DATA PROVIDED =
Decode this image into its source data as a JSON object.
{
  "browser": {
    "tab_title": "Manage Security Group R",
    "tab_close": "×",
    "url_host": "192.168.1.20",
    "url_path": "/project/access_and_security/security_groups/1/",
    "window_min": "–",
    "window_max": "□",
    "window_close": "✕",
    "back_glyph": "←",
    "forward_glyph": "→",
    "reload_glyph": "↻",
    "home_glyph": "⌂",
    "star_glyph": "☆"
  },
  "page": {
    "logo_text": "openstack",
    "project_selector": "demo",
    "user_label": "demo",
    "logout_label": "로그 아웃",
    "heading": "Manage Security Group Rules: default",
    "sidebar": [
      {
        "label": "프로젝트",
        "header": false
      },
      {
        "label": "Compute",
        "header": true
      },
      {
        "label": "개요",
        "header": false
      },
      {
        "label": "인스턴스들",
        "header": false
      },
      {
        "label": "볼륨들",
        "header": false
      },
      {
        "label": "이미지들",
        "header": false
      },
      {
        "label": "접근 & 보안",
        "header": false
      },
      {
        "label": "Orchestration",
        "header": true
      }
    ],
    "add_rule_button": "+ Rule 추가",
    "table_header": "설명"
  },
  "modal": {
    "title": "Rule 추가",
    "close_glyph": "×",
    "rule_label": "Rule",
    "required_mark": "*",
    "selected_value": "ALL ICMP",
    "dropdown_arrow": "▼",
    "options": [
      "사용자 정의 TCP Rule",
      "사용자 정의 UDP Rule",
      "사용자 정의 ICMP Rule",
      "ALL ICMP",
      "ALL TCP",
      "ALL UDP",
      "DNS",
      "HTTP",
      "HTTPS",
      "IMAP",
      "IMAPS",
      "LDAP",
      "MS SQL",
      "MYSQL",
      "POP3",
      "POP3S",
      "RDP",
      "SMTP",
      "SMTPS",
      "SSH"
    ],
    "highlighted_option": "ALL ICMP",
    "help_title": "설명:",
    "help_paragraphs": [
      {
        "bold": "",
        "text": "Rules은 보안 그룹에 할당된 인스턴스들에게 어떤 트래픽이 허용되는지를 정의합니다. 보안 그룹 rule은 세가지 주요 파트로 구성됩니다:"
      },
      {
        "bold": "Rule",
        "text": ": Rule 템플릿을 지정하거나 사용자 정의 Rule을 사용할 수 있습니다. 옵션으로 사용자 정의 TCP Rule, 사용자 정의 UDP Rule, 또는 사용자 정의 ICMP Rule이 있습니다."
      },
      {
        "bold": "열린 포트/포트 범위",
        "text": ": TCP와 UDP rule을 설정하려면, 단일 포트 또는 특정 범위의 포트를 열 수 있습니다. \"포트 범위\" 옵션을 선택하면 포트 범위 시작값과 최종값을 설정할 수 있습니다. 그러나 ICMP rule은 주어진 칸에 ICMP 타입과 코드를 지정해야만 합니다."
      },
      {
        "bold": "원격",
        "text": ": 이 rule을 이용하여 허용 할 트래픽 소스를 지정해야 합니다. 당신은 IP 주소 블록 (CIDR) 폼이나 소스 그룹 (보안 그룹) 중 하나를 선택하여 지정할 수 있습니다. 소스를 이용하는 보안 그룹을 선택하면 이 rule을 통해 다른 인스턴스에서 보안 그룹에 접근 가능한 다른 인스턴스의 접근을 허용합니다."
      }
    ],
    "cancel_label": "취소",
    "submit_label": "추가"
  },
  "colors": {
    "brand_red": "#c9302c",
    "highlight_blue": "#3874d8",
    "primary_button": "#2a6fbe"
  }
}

EXERCISE =
Please quote the records above exactly, without skipping a line.

EXERCISE RESPONSE =
Decode this image into its source data as a JSON object.
{
  "browser": {
    "tab_title": "Manage Security Group R",
    "tab_close": "×",
    "url_host": "192.168.1.20",
    "url_path": "/project/access_and_security/security_groups/1/",
    "window_min": "–",
    "window_max": "□",
    "window_close": "✕",
    "back_glyph": "←",
    "forward_glyph": "→",
    "reload_glyph": "↻",
    "home_glyph": "⌂",
    "star_glyph": "☆"
  },
  "page": {
    "logo_text": "openstack",
    "project_selector": "demo",
    "user_label": "demo",
    "logout_label": "로그 아웃",
    "heading": "Manage Security Group Rules: default",
    "sidebar": [
      {
        "label": "프로젝트",
        "header": false
      },
      {
        "label": "Compute",
        "header": true
      },
      {
        "label": "개요",
        "header": false
      },
      {
        "label": "인스턴스들",
        "header": false
      },
      {
        "label": "볼륨들",
        "header": false
      },
      {
        "label": "이미지들",
        "header": false
      },
      {
        "label": "접근 & 보안",
        "header": false
      },
      {
        "label": "Orchestration",
        "header": true
      }
    ],
    "add_rule_button": "+ Rule 추가",
    "table_header": "설명"
  },
  "modal": {
    "title": "Rule 추가",
    "close_glyph": "×",
    "rule_label": "Rule",
    "required_mark": "*",
    "selected_value": "ALL ICMP",
    "dropdown_arrow": "▼",
    "options": [
      "사용자 정의 TCP Rule",
      "사용자 정의 UDP Rule",
      "사용자 정의 ICMP Rule",
      "ALL ICMP",
      "ALL TCP",
      "ALL UDP",
      "DNS",
      "HTTP",
      "HTTPS",
      "IMAP",
      "IMAPS",
      "LDAP",
      "MS SQL",
      "MYSQL",
      "POP3",
      "POP3S",
      "RDP",
      "SMTP",
      "SMTPS",
      "SSH"
    ],
    "highlighted_option": "ALL ICMP",
    "help_title": "설명:",
    "help_paragraphs": [
      {
        "bold": "",
        "text": "Rules은 보안 그룹에 할당된 인스턴스들에게 어떤 트래픽이 허용되는지를 정의합니다. 보안 그룹 rule은 세가지 주요 파트로 구성됩니다:"
      },
      {
        "bold": "Rule",
        "text": ": Rule 템플릿을 지정하거나 사용자 정의 Rule을 사용할 수 있습니다. 옵션으로 사용자 정의 TCP Rule, 사용자 정의 UDP Rule, 또는 사용자 정의 ICMP Rule이 있습니다."
      },
      {
        "bold": "열린 포트/포트 범위",
        "text": ": TCP와 UDP rule을 설정하려면, 단일 포트 또는 특정 범위의 포트를 열 수 있습니다. \"포트 범위\" 옵션을 선택하면 포트 범위 시작값과 최종값을 설정할 수 있습니다. 그러나 ICMP rule은 주어진 칸에 ICMP 타입과 코드를 지정해야만 합니다."
      },
      {
        "bold": "원격",
        "text": ": 이 rule을 이용하여 허용 할 트래픽 소스를 지정해야 합니다. 당신은 IP 주소 블록 (CIDR) 폼이나 소스 그룹 (보안 그룹) 중 하나를 선택하여 지정할 수 있습니다. 소스를 이용하는 보안 그룹을 선택하면 이 rule을 통해 다른 인스턴스에서 보안 그룹에 접근 가능한 다른 인스턴스의 접근을 허용합니다."
      }
    ],
    "cancel_label": "취소",
    "submit_label": "추가"
  },
  "colors": {
    "brand_red": "#c9302c",
    "highlight_blue": "#3874d8",
    "primary_button": "#2a6fbe"
  }
}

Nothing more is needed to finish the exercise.